[Recorded data]
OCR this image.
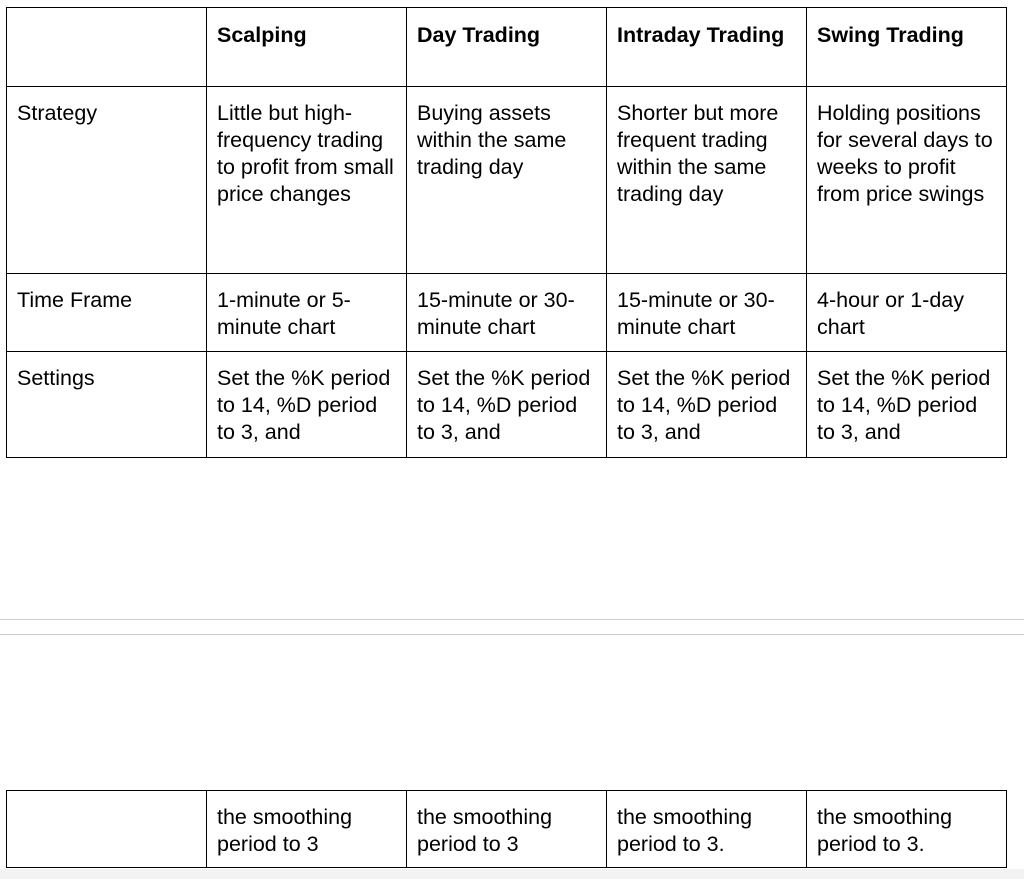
	Scalping	Day Trading	Intraday Trading	Swing Trading
Strategy	Little but high-frequency trading to profit from small price changes	Buying assets within the same trading day	Shorter but more frequent trading within the same trading day	Holding positions for several days to weeks to profit from price swings
Time Frame	1-minute or 5-minute chart	15-minute or 30-minute chart	15-minute or 30-minute chart	4-hour or 1-day chart
Settings	Set the %K period to 14, %D period to 3, and	Set the %K period to 14, %D period to 3, and	Set the %K period to 14, %D period to 3, and	Set the %K period to 14, %D period to 3, and
	the smoothing period to 3	the smoothing period to 3	the smoothing period to 3.	the smoothing period to 3.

## OBJECTIVE
Set down the material exactly, every line of it, except for the pictures.

## COMPLETED EXERCISE
OCR this image.
	Scalping	Day Trading	Intraday Trading	Swing Trading
Strategy	Little but high-frequency trading to profit from small price changes	Buying assets within the same trading day	Shorter but more frequent trading within the same trading day	Holding positions for several days to weeks to profit from price swings
Time Frame	1-minute or 5-minute chart	15-minute or 30-minute chart	15-minute or 30-minute chart	4-hour or 1-day chart
Settings	Set the %K period to 14, %D period to 3, and	Set the %K period to 14, %D period to 3, and	Set the %K period to 14, %D period to 3, and	Set the %K period to 14, %D period to 3, and
	the smoothing period to 3	the smoothing period to 3	the smoothing period to 3.	the smoothing period to 3.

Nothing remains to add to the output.